→ Data records:
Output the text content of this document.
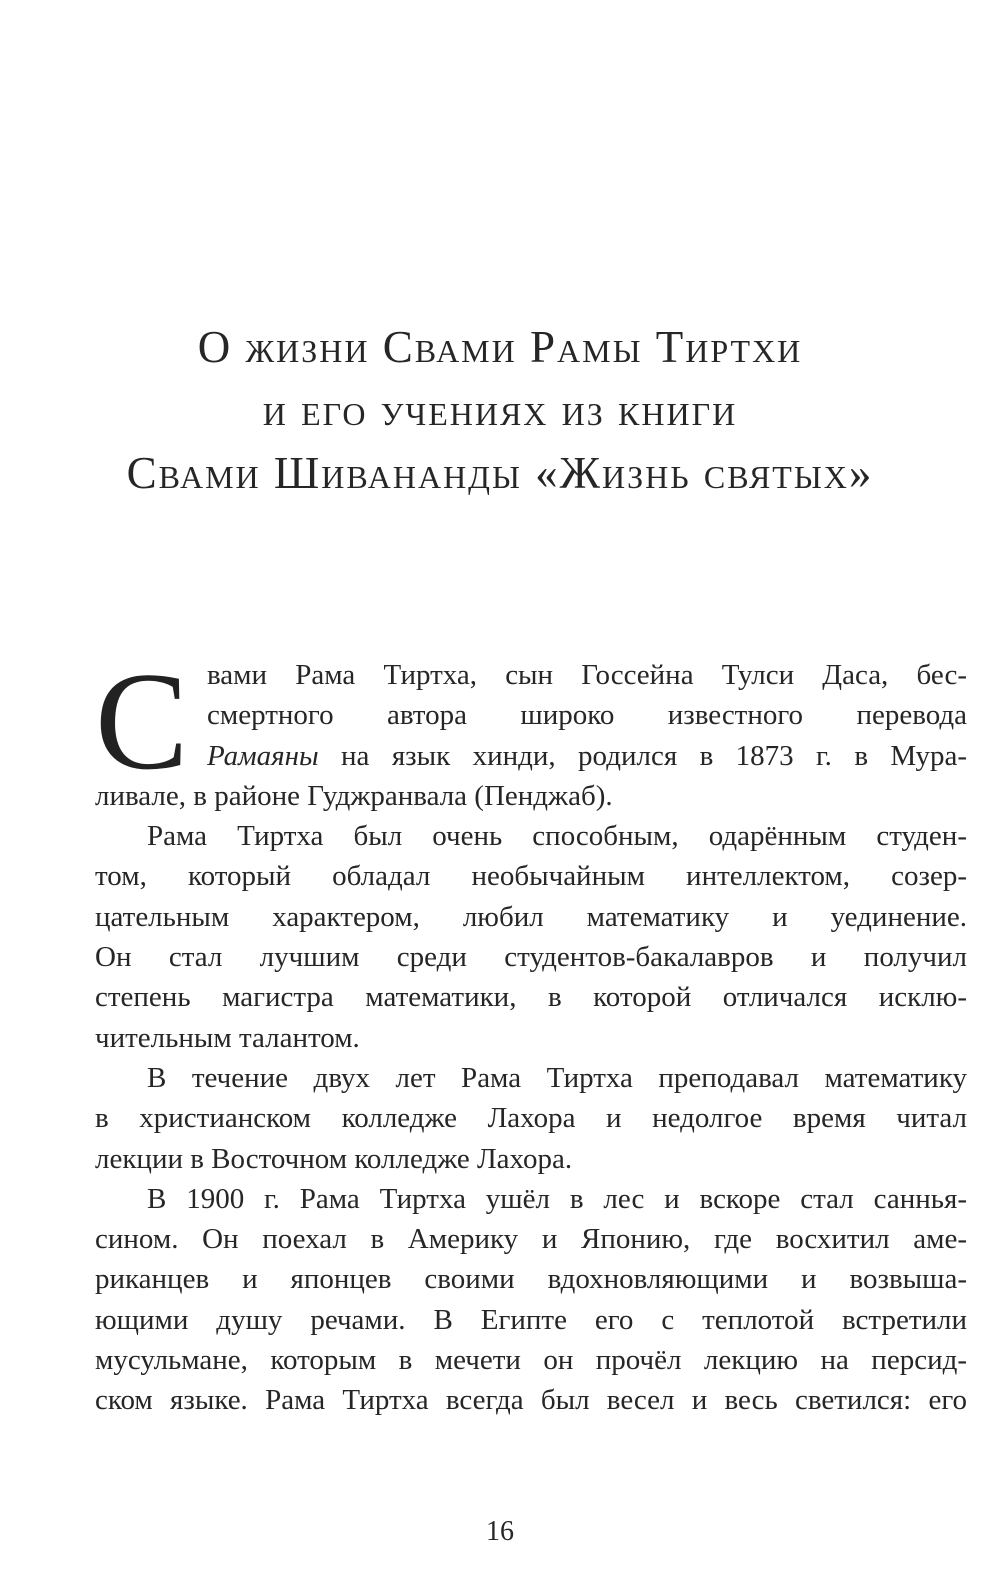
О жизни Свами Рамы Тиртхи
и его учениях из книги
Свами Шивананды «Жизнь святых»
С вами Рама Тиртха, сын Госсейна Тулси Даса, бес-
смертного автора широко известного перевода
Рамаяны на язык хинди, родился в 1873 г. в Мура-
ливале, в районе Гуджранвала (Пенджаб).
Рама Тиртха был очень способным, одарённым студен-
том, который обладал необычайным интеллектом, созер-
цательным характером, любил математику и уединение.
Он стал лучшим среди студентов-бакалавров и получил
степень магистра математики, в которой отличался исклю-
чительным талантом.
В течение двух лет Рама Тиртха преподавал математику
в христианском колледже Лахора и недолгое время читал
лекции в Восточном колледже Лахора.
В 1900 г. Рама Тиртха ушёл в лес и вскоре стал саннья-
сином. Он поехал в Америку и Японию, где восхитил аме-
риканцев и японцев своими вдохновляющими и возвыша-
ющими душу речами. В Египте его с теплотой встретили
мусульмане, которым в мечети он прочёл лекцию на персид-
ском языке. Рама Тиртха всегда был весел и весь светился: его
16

→ Required work: Every line above should be repeated exactly; pictures stay out of the copy.

→ Expected answer:
Output the text content of this document.
О жизни Свами Рамы Тиртхи
и его учениях из книги
Свами Шивананды «Жизнь святых»
С вами Рама Тиртха, сын Госсейна Тулси Даса, бес-
смертного автора широко известного перевода
Рамаяны на язык хинди, родился в 1873 г. в Мура-
ливале, в районе Гуджранвала (Пенджаб).
Рама Тиртха был очень способным, одарённым студен-
том, который обладал необычайным интеллектом, созер-
цательным характером, любил математику и уединение.
Он стал лучшим среди студентов-бакалавров и получил
степень магистра математики, в которой отличался исклю-
чительным талантом.
В течение двух лет Рама Тиртха преподавал математику
в христианском колледже Лахора и недолгое время читал
лекции в Восточном колледже Лахора.
В 1900 г. Рама Тиртха ушёл в лес и вскоре стал саннья-
сином. Он поехал в Америку и Японию, где восхитил аме-
риканцев и японцев своими вдохновляющими и возвыша-
ющими душу речами. В Египте его с теплотой встретили
мусульмане, которым в мечети он прочёл лекцию на персид-
ском языке. Рама Тиртха всегда был весел и весь светился: его
16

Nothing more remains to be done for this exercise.